**Set task**
Repeat these entries line for line, with no changes.

**A run of entries**
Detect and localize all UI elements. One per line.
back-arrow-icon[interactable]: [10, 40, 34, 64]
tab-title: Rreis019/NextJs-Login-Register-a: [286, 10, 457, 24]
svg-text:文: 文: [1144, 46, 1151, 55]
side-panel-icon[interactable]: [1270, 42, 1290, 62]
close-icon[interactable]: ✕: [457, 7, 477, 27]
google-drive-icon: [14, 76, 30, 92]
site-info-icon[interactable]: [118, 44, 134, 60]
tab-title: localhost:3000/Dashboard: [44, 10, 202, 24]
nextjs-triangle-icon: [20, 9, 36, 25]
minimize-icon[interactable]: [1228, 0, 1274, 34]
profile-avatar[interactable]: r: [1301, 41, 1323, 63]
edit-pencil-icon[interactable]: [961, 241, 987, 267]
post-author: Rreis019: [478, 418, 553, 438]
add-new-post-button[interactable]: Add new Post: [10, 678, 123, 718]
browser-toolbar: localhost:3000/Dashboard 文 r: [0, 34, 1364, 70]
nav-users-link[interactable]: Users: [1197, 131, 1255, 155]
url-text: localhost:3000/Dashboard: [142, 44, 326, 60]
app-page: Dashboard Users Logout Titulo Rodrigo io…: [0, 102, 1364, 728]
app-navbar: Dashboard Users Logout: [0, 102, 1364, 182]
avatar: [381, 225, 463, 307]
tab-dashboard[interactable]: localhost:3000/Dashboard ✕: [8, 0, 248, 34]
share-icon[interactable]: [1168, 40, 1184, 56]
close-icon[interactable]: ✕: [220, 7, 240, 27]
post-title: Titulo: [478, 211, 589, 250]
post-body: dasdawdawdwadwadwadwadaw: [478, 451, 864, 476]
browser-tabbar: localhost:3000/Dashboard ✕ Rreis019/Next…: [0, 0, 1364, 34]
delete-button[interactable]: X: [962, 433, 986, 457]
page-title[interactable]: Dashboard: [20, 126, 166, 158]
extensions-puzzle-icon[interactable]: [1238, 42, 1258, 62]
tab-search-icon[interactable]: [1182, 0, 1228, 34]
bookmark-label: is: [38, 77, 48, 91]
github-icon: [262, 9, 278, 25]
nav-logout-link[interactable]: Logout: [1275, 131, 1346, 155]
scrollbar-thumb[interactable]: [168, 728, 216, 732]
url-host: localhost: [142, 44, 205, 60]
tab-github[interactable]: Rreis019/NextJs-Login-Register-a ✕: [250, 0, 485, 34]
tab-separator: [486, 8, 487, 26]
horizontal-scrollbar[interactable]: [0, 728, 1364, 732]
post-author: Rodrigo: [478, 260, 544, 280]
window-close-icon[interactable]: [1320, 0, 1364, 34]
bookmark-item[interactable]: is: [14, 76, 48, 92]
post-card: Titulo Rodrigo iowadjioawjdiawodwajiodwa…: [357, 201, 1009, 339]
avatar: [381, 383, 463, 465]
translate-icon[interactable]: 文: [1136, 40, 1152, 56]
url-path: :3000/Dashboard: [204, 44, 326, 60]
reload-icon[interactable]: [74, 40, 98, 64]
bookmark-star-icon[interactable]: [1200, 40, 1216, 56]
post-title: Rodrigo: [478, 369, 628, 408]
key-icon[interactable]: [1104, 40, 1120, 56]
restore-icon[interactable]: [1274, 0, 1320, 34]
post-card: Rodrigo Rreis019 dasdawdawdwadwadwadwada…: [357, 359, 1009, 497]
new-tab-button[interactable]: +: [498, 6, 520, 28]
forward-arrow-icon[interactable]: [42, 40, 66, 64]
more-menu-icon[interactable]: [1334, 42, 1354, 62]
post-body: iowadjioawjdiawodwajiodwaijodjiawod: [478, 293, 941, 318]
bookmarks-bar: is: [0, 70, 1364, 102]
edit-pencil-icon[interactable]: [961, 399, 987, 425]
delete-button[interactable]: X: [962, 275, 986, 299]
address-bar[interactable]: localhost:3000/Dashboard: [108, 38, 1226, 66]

**Answer to this task**
Detect and localize all UI elements. One per line.
back-arrow-icon[interactable]: [10, 40, 34, 64]
tab-title: Rreis019/NextJs-Login-Register-a: [286, 10, 457, 24]
svg-text:文: 文: [1144, 46, 1151, 55]
side-panel-icon[interactable]: [1270, 42, 1290, 62]
close-icon[interactable]: ✕: [457, 7, 477, 27]
google-drive-icon: [14, 76, 30, 92]
site-info-icon[interactable]: [118, 44, 134, 60]
tab-title: localhost:3000/Dashboard: [44, 10, 202, 24]
nextjs-triangle-icon: [20, 9, 36, 25]
minimize-icon[interactable]: [1228, 0, 1274, 34]
profile-avatar[interactable]: r: [1301, 41, 1323, 63]
edit-pencil-icon[interactable]: [961, 241, 987, 267]
post-author: Rreis019: [478, 418, 553, 438]
add-new-post-button[interactable]: Add new Post: [10, 678, 123, 718]
browser-toolbar: localhost:3000/Dashboard 文 r: [0, 34, 1364, 70]
nav-users-link[interactable]: Users: [1197, 131, 1255, 155]
url-text: localhost:3000/Dashboard: [142, 44, 326, 60]
app-page: Dashboard Users Logout Titulo Rodrigo io…: [0, 102, 1364, 728]
app-navbar: Dashboard Users Logout: [0, 102, 1364, 182]
avatar: [381, 225, 463, 307]
tab-dashboard[interactable]: localhost:3000/Dashboard ✕: [8, 0, 248, 34]
share-icon[interactable]: [1168, 40, 1184, 56]
close-icon[interactable]: ✕: [220, 7, 240, 27]
post-title: Titulo: [478, 211, 589, 250]
post-body: dasdawdawdwadwadwadwadaw: [478, 451, 864, 476]
browser-tabbar: localhost:3000/Dashboard ✕ Rreis019/Next…: [0, 0, 1364, 34]
delete-button[interactable]: X: [962, 433, 986, 457]
page-title[interactable]: Dashboard: [20, 126, 166, 158]
extensions-puzzle-icon[interactable]: [1238, 42, 1258, 62]
tab-search-icon[interactable]: [1182, 0, 1228, 34]
bookmark-label: is: [38, 77, 48, 91]
github-icon: [262, 9, 278, 25]
nav-logout-link[interactable]: Logout: [1275, 131, 1346, 155]
scrollbar-thumb[interactable]: [168, 728, 216, 732]
url-host: localhost: [142, 44, 205, 60]
tab-github[interactable]: Rreis019/NextJs-Login-Register-a ✕: [250, 0, 485, 34]
tab-separator: [486, 8, 487, 26]
horizontal-scrollbar[interactable]: [0, 728, 1364, 732]
post-author: Rodrigo: [478, 260, 544, 280]
window-close-icon[interactable]: [1320, 0, 1364, 34]
bookmark-item[interactable]: is: [14, 76, 48, 92]
post-card: Titulo Rodrigo iowadjioawjdiawodwajiodwa…: [357, 201, 1009, 339]
avatar: [381, 383, 463, 465]
translate-icon[interactable]: 文: [1136, 40, 1152, 56]
url-path: :3000/Dashboard: [204, 44, 326, 60]
reload-icon[interactable]: [74, 40, 98, 64]
bookmark-star-icon[interactable]: [1200, 40, 1216, 56]
post-title: Rodrigo: [478, 369, 628, 408]
key-icon[interactable]: [1104, 40, 1120, 56]
restore-icon[interactable]: [1274, 0, 1320, 34]
post-card: Rodrigo Rreis019 dasdawdawdwadwadwadwada…: [357, 359, 1009, 497]
new-tab-button[interactable]: +: [498, 6, 520, 28]
forward-arrow-icon[interactable]: [42, 40, 66, 64]
more-menu-icon[interactable]: [1334, 42, 1354, 62]
post-body: iowadjioawjdiawodwajiodwaijodjiawod: [478, 293, 941, 318]
bookmarks-bar: is: [0, 70, 1364, 102]
edit-pencil-icon[interactable]: [961, 399, 987, 425]
delete-button[interactable]: X: [962, 275, 986, 299]
address-bar[interactable]: localhost:3000/Dashboard: [108, 38, 1226, 66]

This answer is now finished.